*** DATA TO PROCESS

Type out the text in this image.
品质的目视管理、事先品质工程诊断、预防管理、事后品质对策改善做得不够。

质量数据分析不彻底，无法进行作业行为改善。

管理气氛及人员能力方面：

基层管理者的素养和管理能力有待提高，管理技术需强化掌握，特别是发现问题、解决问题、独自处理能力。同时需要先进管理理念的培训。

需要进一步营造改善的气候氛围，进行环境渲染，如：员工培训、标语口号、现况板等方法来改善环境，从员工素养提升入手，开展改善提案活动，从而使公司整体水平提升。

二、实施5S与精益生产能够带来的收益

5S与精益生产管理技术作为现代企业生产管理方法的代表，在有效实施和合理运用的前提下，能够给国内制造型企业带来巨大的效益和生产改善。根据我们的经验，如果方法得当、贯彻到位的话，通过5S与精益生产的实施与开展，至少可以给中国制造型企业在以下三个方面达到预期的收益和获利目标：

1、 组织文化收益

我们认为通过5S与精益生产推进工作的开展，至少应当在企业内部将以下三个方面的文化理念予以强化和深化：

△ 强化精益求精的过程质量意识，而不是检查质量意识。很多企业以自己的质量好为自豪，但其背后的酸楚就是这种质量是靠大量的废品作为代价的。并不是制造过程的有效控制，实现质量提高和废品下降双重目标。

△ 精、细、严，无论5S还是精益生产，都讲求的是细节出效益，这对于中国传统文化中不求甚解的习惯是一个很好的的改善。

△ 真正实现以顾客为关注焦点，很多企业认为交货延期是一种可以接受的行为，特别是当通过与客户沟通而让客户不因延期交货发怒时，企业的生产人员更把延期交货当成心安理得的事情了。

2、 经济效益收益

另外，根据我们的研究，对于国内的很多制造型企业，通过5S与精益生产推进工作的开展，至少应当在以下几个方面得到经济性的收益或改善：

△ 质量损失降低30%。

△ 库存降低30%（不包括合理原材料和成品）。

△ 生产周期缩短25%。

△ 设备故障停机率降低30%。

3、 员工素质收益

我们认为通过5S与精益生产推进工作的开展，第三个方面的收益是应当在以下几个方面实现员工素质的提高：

******

▸ EXERCISE BRIEF: Output the records above in their entirety, exactly.

▸ ANSWER TO THIS TASK:
Type out the text in this image.
品质的目视管理、事先品质工程诊断、预防管理、事后品质对策改善做得不够。

质量数据分析不彻底，无法进行作业行为改善。

管理气氛及人员能力方面：

基层管理者的素养和管理能力有待提高，管理技术需强化掌握，特别是发现问题、解决问题、独自处理能力。同时需要先进管理理念的培训。

需要进一步营造改善的气候氛围，进行环境渲染，如：员工培训、标语口号、现况板等方法来改善环境，从员工素养提升入手，开展改善提案活动，从而使公司整体水平提升。

二、实施5S与精益生产能够带来的收益

5S与精益生产管理技术作为现代企业生产管理方法的代表，在有效实施和合理运用的前提下，能够给国内制造型企业带来巨大的效益和生产改善。根据我们的经验，如果方法得当、贯彻到位的话，通过5S与精益生产的实施与开展，至少可以给中国制造型企业在以下三个方面达到预期的收益和获利目标：

1、 组织文化收益

我们认为通过5S与精益生产推进工作的开展，至少应当在企业内部将以下三个方面的文化理念予以强化和深化：

△ 强化精益求精的过程质量意识，而不是检查质量意识。很多企业以自己的质量好为自豪，但其背后的酸楚就是这种质量是靠大量的废品作为代价的。并不是制造过程的有效控制，实现质量提高和废品下降双重目标。

△ 精、细、严，无论5S还是精益生产，都讲求的是细节出效益，这对于中国传统文化中不求甚解的习惯是一个很好的的改善。

△ 真正实现以顾客为关注焦点，很多企业认为交货延期是一种可以接受的行为，特别是当通过与客户沟通而让客户不因延期交货发怒时，企业的生产人员更把延期交货当成心安理得的事情了。

2、 经济效益收益

另外，根据我们的研究，对于国内的很多制造型企业，通过5S与精益生产推进工作的开展，至少应当在以下几个方面得到经济性的收益或改善：

△ 质量损失降低30%。

△ 库存降低30%（不包括合理原材料和成品）。

△ 生产周期缩短25%。

△ 设备故障停机率降低30%。

3、 员工素质收益

我们认为通过5S与精益生产推进工作的开展，第三个方面的收益是应当在以下几个方面实现员工素质的提高：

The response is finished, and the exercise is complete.